### AIM OF THE TASK
Your task is to copy every line of the entries that contains "stjórna".

---------- MATERIAL SHOWN

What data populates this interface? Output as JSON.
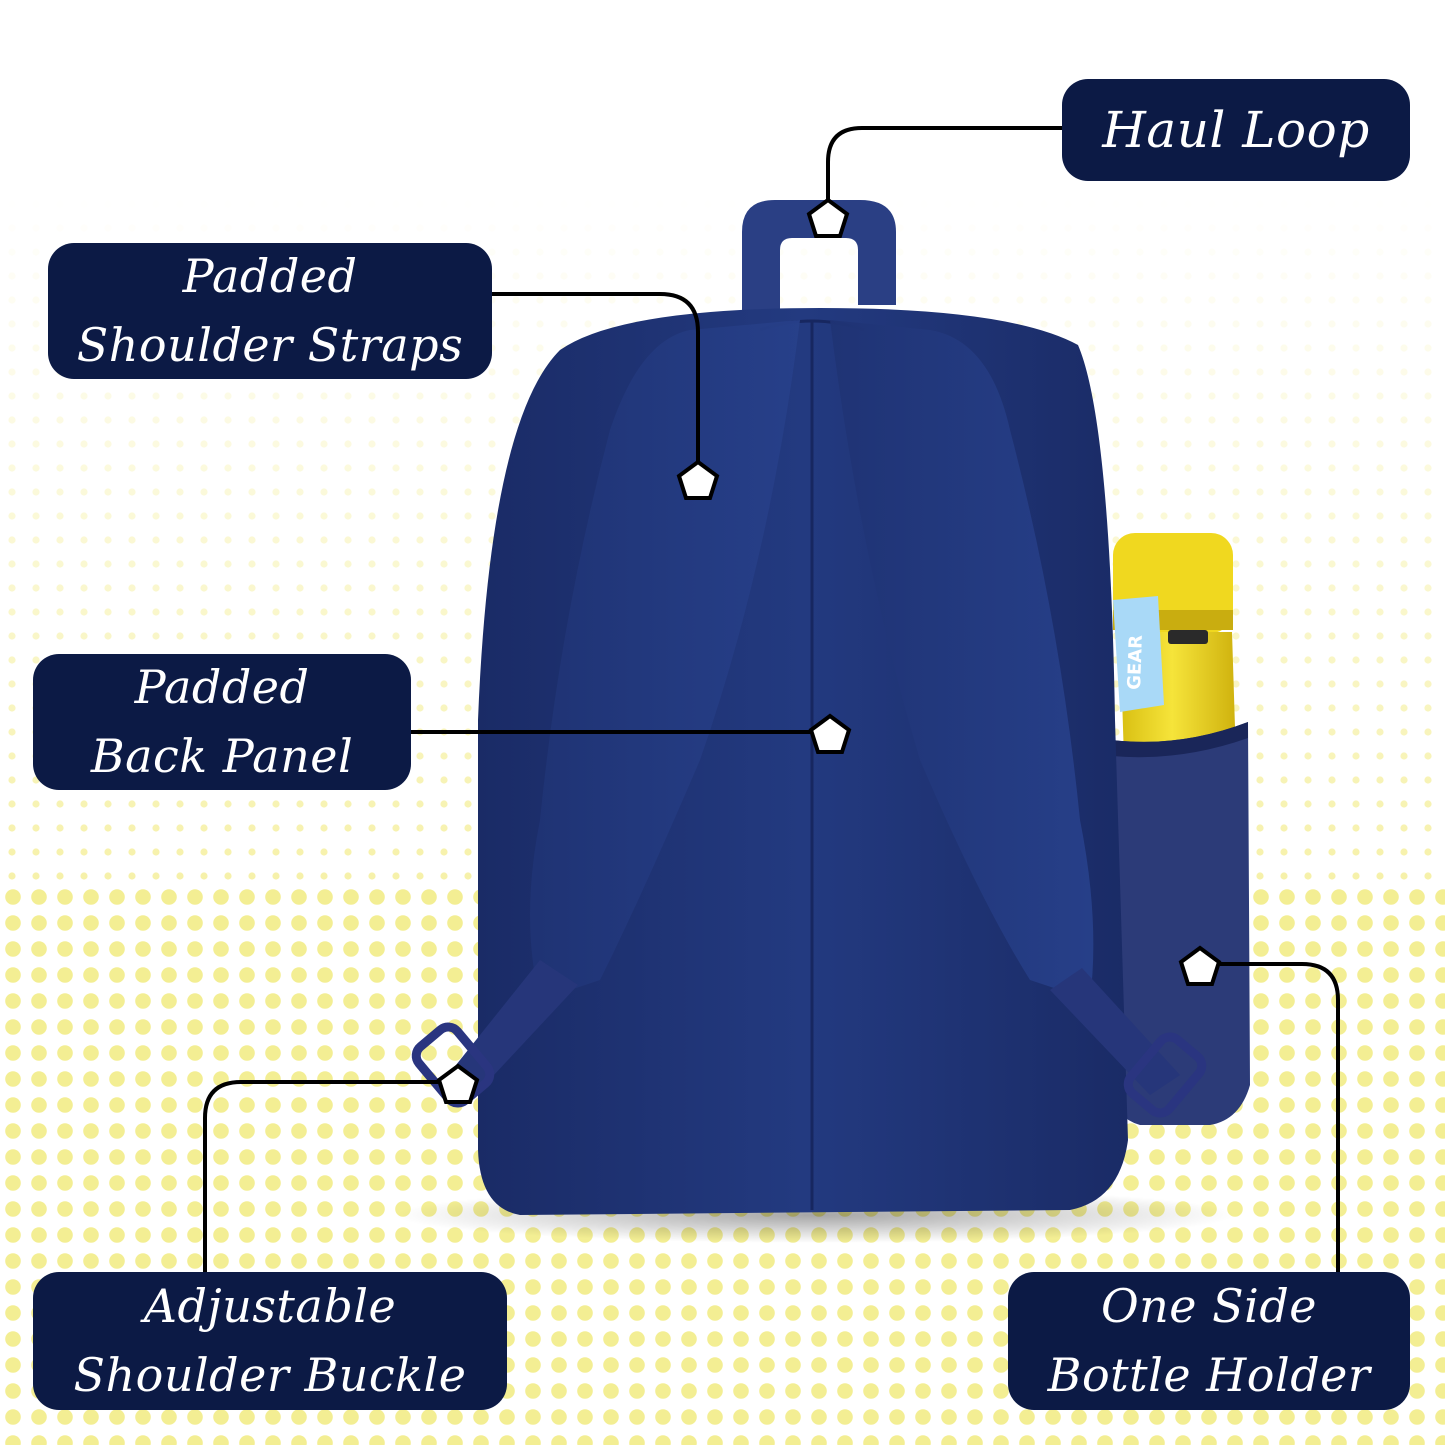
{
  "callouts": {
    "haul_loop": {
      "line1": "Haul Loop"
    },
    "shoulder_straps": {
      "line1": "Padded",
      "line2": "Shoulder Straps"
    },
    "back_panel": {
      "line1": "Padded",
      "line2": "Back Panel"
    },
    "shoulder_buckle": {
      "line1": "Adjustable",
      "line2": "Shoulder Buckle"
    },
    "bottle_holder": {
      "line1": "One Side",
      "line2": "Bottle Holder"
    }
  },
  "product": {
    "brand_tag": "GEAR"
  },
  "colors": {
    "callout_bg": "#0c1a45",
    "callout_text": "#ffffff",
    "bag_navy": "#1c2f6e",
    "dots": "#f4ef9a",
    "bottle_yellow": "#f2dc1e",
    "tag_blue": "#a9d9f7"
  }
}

--------------------
---------- MATERIAL SHOWN

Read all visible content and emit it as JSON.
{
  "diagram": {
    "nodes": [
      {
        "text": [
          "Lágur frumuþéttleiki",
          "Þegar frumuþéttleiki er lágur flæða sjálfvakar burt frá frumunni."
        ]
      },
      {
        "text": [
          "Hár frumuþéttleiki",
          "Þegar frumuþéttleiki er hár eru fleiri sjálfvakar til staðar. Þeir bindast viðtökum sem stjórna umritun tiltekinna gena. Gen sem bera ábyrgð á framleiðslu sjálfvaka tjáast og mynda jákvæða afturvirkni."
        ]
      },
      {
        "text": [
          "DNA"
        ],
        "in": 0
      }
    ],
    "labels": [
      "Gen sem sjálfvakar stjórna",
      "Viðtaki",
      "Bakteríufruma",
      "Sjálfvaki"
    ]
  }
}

--------------------

### CORRECT ANSWER
          "Þegar frumuþéttleiki er hár eru fleiri sjálfvakar til staðar. Þeir bindast viðtökum sem stjórna umritun tiltekinna gena. Gen sem bera ábyrgð á framleiðslu sjálfvaka tjáast og mynda jákvæða afturvirkni."
      "Gen sem sjálfvakar stjórna",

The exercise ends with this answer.